=== YOUR GOAL ===
Take all the material and copy it exactly.

=== DATASET EXCERPTS ===

::::::

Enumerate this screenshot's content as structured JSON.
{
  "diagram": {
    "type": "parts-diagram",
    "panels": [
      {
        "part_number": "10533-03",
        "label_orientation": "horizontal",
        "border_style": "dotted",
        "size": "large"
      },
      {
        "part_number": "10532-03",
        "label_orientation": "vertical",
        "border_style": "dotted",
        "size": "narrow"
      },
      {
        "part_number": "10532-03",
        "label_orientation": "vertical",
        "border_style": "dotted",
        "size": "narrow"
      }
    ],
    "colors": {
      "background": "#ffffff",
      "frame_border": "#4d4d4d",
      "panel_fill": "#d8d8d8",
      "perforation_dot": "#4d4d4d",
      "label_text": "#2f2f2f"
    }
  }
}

::::::

=== THE ANSWER ===
Enumerate this screenshot's content as structured JSON.
{
  "diagram": {
    "type": "parts-diagram",
    "panels": [
      {
        "part_number": "10533-03",
        "label_orientation": "horizontal",
        "border_style": "dotted",
        "size": "large"
      },
      {
        "part_number": "10532-03",
        "label_orientation": "vertical",
        "border_style": "dotted",
        "size": "narrow"
      },
      {
        "part_number": "10532-03",
        "label_orientation": "vertical",
        "border_style": "dotted",
        "size": "narrow"
      }
    ],
    "colors": {
      "background": "#ffffff",
      "frame_border": "#4d4d4d",
      "panel_fill": "#d8d8d8",
      "perforation_dot": "#4d4d4d",
      "label_text": "#2f2f2f"
    }
  }
}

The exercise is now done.